Collection entries

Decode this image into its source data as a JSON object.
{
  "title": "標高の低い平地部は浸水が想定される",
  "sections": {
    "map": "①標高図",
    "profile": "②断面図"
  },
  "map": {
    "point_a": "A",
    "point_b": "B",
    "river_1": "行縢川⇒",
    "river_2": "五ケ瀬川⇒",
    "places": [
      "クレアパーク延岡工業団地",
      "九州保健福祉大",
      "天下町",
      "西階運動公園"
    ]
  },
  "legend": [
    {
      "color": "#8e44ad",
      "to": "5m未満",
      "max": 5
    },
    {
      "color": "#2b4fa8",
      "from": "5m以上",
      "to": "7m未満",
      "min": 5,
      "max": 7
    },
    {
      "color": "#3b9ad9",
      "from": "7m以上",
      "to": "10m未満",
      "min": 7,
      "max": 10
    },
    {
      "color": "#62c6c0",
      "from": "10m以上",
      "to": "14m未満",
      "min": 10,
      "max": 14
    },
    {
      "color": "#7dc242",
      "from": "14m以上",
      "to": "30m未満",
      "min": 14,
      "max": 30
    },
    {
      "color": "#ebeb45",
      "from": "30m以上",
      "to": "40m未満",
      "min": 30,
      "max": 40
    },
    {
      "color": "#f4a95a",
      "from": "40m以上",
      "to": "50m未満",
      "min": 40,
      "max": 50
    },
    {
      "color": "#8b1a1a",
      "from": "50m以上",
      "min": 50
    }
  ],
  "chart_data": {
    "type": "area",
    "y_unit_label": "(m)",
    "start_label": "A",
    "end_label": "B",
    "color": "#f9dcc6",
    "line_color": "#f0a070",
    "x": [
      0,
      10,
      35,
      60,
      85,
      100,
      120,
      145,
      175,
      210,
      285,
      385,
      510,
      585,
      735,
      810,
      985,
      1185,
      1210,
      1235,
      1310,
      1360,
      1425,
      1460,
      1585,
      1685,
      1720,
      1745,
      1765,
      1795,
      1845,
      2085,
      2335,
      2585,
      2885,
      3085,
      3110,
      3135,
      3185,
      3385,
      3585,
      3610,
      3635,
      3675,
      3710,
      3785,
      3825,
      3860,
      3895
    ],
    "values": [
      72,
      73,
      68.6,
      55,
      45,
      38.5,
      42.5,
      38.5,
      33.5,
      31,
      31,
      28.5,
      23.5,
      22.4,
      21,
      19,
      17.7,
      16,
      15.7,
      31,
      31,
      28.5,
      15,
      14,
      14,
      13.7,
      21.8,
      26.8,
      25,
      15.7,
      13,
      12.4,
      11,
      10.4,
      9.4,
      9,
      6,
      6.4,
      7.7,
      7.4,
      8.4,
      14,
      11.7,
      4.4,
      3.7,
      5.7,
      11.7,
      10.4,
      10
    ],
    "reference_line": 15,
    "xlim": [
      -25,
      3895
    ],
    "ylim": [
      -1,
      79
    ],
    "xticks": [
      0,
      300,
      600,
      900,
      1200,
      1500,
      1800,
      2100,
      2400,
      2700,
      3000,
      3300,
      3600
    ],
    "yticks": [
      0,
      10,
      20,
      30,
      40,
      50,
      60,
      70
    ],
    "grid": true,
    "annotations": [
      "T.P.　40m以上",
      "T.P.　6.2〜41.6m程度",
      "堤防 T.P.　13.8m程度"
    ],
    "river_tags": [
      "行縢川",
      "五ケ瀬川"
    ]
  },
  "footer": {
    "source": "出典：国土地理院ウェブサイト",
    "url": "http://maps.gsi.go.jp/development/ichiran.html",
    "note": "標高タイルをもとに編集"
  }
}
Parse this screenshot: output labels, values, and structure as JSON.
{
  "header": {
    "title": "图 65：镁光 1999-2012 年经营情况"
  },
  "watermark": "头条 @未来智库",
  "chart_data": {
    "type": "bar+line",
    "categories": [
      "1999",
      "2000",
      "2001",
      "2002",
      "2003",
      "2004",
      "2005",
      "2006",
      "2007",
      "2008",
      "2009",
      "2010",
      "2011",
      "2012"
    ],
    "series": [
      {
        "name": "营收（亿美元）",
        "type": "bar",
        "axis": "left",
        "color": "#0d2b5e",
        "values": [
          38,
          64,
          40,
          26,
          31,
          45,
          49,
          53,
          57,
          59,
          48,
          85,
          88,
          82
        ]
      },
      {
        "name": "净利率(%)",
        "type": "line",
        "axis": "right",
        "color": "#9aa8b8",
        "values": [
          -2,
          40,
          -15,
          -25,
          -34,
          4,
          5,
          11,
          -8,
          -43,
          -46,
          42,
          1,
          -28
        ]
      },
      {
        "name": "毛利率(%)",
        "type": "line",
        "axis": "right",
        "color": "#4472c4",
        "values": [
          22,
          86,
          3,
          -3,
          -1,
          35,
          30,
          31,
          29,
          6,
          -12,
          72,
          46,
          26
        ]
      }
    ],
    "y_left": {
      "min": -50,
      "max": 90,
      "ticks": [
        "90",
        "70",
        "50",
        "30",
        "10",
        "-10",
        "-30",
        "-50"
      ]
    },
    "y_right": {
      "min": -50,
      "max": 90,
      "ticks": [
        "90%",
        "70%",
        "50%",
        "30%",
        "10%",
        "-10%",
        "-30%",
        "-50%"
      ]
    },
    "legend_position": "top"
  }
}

EXERCISE DETAILS >>
Restate the listing above word for word.

OUTPUT OF THE TASK >>
Decode this image into its source data as a JSON object.
{
  "title": "標高の低い平地部は浸水が想定される",
  "sections": {
    "map": "①標高図",
    "profile": "②断面図"
  },
  "map": {
    "point_a": "A",
    "point_b": "B",
    "river_1": "行縢川⇒",
    "river_2": "五ケ瀬川⇒",
    "places": [
      "クレアパーク延岡工業団地",
      "九州保健福祉大",
      "天下町",
      "西階運動公園"
    ]
  },
  "legend": [
    {
      "color": "#8e44ad",
      "to": "5m未満",
      "max": 5
    },
    {
      "color": "#2b4fa8",
      "from": "5m以上",
      "to": "7m未満",
      "min": 5,
      "max": 7
    },
    {
      "color": "#3b9ad9",
      "from": "7m以上",
      "to": "10m未満",
      "min": 7,
      "max": 10
    },
    {
      "color": "#62c6c0",
      "from": "10m以上",
      "to": "14m未満",
      "min": 10,
      "max": 14
    },
    {
      "color": "#7dc242",
      "from": "14m以上",
      "to": "30m未満",
      "min": 14,
      "max": 30
    },
    {
      "color": "#ebeb45",
      "from": "30m以上",
      "to": "40m未満",
      "min": 30,
      "max": 40
    },
    {
      "color": "#f4a95a",
      "from": "40m以上",
      "to": "50m未満",
      "min": 40,
      "max": 50
    },
    {
      "color": "#8b1a1a",
      "from": "50m以上",
      "min": 50
    }
  ],
  "chart_data": {
    "type": "area",
    "y_unit_label": "(m)",
    "start_label": "A",
    "end_label": "B",
    "color": "#f9dcc6",
    "line_color": "#f0a070",
    "x": [
      0,
      10,
      35,
      60,
      85,
      100,
      120,
      145,
      175,
      210,
      285,
      385,
      510,
      585,
      735,
      810,
      985,
      1185,
      1210,
      1235,
      1310,
      1360,
      1425,
      1460,
      1585,
      1685,
      1720,
      1745,
      1765,
      1795,
      1845,
      2085,
      2335,
      2585,
      2885,
      3085,
      3110,
      3135,
      3185,
      3385,
      3585,
      3610,
      3635,
      3675,
      3710,
      3785,
      3825,
      3860,
      3895
    ],
    "values": [
      72,
      73,
      68.6,
      55,
      45,
      38.5,
      42.5,
      38.5,
      33.5,
      31,
      31,
      28.5,
      23.5,
      22.4,
      21,
      19,
      17.7,
      16,
      15.7,
      31,
      31,
      28.5,
      15,
      14,
      14,
      13.7,
      21.8,
      26.8,
      25,
      15.7,
      13,
      12.4,
      11,
      10.4,
      9.4,
      9,
      6,
      6.4,
      7.7,
      7.4,
      8.4,
      14,
      11.7,
      4.4,
      3.7,
      5.7,
      11.7,
      10.4,
      10
    ],
    "reference_line": 15,
    "xlim": [
      -25,
      3895
    ],
    "ylim": [
      -1,
      79
    ],
    "xticks": [
      0,
      300,
      600,
      900,
      1200,
      1500,
      1800,
      2100,
      2400,
      2700,
      3000,
      3300,
      3600
    ],
    "yticks": [
      0,
      10,
      20,
      30,
      40,
      50,
      60,
      70
    ],
    "grid": true,
    "annotations": [
      "T.P.　40m以上",
      "T.P.　6.2〜41.6m程度",
      "堤防 T.P.　13.8m程度"
    ],
    "river_tags": [
      "行縢川",
      "五ケ瀬川"
    ]
  },
  "footer": {
    "source": "出典：国土地理院ウェブサイト",
    "url": "http://maps.gsi.go.jp/development/ichiran.html",
    "note": "標高タイルをもとに編集"
  }
}
Parse this screenshot: output labels, values, and structure as JSON.
{
  "header": {
    "title": "图 65：镁光 1999-2012 年经营情况"
  },
  "watermark": "头条 @未来智库",
  "chart_data": {
    "type": "bar+line",
    "categories": [
      "1999",
      "2000",
      "2001",
      "2002",
      "2003",
      "2004",
      "2005",
      "2006",
      "2007",
      "2008",
      "2009",
      "2010",
      "2011",
      "2012"
    ],
    "series": [
      {
        "name": "营收（亿美元）",
        "type": "bar",
        "axis": "left",
        "color": "#0d2b5e",
        "values": [
          38,
          64,
          40,
          26,
          31,
          45,
          49,
          53,
          57,
          59,
          48,
          85,
          88,
          82
        ]
      },
      {
        "name": "净利率(%)",
        "type": "line",
        "axis": "right",
        "color": "#9aa8b8",
        "values": [
          -2,
          40,
          -15,
          -25,
          -34,
          4,
          5,
          11,
          -8,
          -43,
          -46,
          42,
          1,
          -28
        ]
      },
      {
        "name": "毛利率(%)",
        "type": "line",
        "axis": "right",
        "color": "#4472c4",
        "values": [
          22,
          86,
          3,
          -3,
          -1,
          35,
          30,
          31,
          29,
          6,
          -12,
          72,
          46,
          26
        ]
      }
    ],
    "y_left": {
      "min": -50,
      "max": 90,
      "ticks": [
        "90",
        "70",
        "50",
        "30",
        "10",
        "-10",
        "-30",
        "-50"
      ]
    },
    "y_right": {
      "min": -50,
      "max": 90,
      "ticks": [
        "90%",
        "70%",
        "50%",
        "30%",
        "10%",
        "-10%",
        "-30%",
        "-50%"
      ]
    },
    "legend_position": "top"
  }
}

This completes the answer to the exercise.